##### MATERIAL TO PROCESS #####

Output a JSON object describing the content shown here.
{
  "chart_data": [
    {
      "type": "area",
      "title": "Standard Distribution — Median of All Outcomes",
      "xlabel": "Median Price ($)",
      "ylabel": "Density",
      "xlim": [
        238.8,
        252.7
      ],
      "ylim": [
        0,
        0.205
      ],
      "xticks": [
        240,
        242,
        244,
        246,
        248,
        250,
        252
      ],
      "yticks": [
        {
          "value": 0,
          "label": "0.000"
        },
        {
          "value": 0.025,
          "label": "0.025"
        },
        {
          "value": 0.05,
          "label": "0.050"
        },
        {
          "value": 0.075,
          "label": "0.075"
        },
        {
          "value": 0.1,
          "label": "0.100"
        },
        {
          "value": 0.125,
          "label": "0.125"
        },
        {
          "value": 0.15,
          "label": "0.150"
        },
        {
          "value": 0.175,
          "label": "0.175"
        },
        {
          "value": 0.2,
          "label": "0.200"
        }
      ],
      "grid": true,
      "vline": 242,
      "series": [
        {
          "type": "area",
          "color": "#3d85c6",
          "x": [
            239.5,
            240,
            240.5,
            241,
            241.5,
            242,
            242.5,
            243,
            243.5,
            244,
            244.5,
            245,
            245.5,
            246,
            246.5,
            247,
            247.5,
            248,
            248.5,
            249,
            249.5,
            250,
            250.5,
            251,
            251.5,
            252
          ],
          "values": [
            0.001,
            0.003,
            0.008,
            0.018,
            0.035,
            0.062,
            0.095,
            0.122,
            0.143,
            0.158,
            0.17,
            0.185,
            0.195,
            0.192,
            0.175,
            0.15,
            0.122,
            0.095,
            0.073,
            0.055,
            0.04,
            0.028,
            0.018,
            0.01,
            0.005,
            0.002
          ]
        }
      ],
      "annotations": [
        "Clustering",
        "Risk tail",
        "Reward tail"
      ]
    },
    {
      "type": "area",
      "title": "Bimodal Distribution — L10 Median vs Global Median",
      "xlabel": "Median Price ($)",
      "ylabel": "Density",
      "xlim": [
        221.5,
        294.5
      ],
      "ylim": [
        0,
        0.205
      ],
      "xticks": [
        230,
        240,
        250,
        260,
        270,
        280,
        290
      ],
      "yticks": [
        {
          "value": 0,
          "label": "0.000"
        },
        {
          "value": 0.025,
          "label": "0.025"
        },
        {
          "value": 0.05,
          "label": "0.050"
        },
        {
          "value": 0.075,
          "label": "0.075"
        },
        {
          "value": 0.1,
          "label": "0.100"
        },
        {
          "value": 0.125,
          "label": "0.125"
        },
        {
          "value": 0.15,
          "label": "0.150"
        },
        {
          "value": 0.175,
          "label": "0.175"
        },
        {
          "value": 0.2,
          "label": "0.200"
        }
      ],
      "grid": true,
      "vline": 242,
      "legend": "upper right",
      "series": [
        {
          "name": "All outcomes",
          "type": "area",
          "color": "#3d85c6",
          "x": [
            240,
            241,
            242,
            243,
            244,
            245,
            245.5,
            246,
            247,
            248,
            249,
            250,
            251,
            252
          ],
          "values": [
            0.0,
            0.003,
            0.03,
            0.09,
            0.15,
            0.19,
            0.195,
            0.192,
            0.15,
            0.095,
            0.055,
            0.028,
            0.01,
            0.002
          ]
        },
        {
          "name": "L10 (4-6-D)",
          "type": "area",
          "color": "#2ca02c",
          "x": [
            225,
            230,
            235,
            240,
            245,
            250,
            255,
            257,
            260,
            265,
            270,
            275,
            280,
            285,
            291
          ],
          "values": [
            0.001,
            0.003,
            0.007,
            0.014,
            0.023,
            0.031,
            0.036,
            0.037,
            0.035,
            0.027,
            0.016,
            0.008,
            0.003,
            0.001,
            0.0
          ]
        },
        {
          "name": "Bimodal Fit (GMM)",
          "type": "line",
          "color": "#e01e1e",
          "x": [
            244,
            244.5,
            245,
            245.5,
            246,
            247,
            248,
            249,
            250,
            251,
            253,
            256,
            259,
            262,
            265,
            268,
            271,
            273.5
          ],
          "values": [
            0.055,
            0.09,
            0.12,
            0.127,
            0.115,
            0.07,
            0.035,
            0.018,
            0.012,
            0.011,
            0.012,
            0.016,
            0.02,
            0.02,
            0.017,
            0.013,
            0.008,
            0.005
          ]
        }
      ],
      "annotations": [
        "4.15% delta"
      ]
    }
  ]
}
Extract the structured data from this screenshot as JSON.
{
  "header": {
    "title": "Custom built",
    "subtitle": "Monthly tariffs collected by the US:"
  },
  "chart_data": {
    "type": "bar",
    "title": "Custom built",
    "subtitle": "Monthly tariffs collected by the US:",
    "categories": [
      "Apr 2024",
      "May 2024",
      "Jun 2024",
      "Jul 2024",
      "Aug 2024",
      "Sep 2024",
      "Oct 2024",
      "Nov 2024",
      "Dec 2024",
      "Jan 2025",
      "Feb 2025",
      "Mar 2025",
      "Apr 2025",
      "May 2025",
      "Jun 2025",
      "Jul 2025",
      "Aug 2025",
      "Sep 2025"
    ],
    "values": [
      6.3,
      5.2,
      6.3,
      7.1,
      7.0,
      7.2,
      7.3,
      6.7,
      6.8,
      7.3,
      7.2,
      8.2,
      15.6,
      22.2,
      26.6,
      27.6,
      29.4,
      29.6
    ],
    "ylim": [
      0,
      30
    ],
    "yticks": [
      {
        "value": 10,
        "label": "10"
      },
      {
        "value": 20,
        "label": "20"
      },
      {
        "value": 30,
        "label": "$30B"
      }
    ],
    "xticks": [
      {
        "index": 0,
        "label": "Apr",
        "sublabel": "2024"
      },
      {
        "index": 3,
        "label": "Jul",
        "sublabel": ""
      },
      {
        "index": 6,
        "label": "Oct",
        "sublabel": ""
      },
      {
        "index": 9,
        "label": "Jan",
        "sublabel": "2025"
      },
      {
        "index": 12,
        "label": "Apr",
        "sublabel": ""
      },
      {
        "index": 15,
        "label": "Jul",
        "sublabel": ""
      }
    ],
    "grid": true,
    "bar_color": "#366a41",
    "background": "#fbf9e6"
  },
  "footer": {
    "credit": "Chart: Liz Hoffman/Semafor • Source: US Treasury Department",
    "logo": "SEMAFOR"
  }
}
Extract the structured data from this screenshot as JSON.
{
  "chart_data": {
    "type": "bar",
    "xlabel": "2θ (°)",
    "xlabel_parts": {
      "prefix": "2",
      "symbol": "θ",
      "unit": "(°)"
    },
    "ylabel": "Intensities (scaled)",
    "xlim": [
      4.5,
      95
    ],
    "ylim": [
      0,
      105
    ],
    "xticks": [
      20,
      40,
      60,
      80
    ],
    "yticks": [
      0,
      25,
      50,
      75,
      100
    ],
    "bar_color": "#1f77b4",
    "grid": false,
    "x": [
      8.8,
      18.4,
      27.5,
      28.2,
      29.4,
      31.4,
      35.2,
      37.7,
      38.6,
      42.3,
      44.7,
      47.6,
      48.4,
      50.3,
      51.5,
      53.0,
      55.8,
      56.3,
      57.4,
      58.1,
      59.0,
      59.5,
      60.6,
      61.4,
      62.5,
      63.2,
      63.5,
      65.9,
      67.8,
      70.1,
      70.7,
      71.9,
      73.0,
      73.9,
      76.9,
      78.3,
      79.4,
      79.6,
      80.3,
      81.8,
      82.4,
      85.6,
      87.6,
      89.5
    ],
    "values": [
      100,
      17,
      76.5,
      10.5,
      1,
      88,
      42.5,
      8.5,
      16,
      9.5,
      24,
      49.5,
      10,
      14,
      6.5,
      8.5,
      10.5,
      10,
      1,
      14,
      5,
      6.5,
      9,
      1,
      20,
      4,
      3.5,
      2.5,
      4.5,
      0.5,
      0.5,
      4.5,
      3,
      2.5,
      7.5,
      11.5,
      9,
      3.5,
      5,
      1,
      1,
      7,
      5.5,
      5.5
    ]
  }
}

#####

● **SHORT PROBLEM**
Nothing but a number is needed here: how many lines hold the string "tariffs"?

● **RESPONSE**
2